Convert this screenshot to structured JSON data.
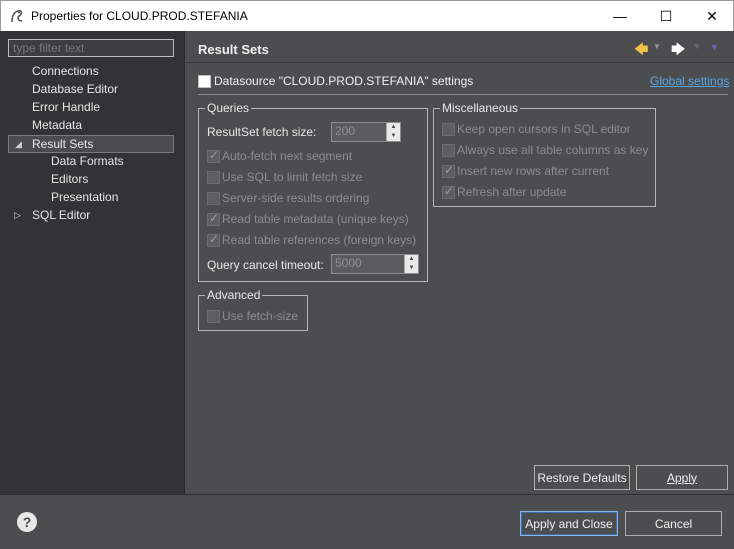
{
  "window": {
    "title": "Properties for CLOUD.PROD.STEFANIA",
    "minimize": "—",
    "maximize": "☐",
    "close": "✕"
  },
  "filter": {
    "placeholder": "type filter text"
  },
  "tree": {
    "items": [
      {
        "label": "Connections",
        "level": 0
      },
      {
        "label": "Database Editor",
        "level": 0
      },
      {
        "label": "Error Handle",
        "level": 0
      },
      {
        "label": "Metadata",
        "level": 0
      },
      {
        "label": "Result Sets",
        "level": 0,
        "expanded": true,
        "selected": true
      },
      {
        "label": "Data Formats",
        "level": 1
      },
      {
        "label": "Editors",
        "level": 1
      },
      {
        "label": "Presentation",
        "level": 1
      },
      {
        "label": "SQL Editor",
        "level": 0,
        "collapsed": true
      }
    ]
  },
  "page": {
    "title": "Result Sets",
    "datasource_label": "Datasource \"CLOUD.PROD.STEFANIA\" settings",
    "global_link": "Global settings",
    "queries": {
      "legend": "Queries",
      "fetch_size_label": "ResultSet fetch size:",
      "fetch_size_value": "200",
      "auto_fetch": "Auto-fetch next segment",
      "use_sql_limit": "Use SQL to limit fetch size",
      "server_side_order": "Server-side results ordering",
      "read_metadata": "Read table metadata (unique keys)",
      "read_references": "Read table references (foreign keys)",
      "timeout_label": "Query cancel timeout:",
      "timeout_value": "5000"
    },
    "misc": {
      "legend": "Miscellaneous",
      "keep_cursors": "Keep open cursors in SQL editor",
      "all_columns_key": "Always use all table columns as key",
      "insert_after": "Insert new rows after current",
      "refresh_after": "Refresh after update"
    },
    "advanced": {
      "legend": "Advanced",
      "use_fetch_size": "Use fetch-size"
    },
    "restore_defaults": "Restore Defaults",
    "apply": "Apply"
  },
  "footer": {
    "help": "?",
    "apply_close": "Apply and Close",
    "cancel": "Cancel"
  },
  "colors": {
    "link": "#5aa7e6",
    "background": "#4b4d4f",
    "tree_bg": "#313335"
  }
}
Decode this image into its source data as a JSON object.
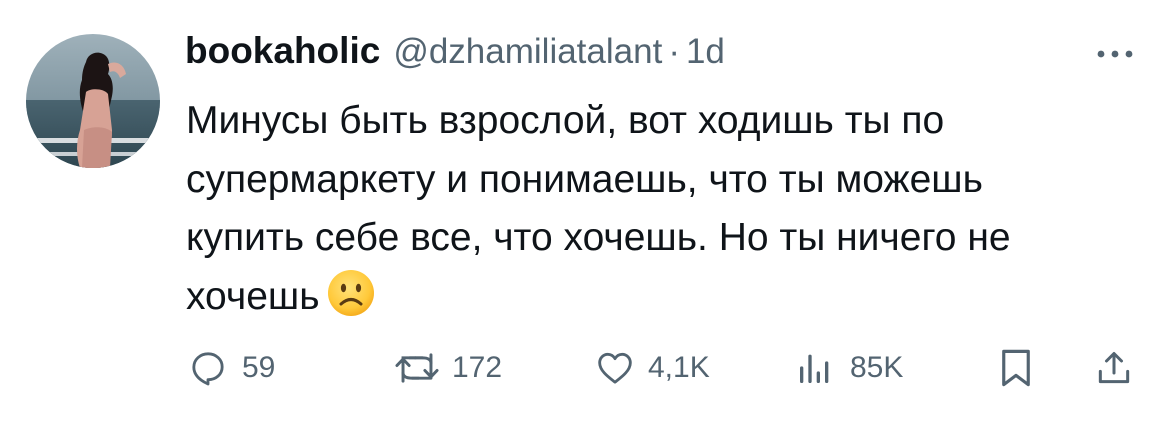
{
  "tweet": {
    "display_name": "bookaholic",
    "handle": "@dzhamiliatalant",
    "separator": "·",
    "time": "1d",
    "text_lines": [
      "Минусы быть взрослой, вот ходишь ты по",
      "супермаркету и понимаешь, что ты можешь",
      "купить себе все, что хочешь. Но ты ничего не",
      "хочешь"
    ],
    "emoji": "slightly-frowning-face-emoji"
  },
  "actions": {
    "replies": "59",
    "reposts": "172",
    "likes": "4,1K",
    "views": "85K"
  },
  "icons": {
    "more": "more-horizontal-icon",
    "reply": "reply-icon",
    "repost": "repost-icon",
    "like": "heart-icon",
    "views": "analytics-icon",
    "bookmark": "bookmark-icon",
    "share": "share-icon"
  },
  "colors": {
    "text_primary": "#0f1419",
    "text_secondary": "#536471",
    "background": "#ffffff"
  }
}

__________________________________________________

→ TASK DESCRIPTION
Report the count of lines in the entries that contain the string "table", and nothing besides it.

→ RIGHT ANSWER
3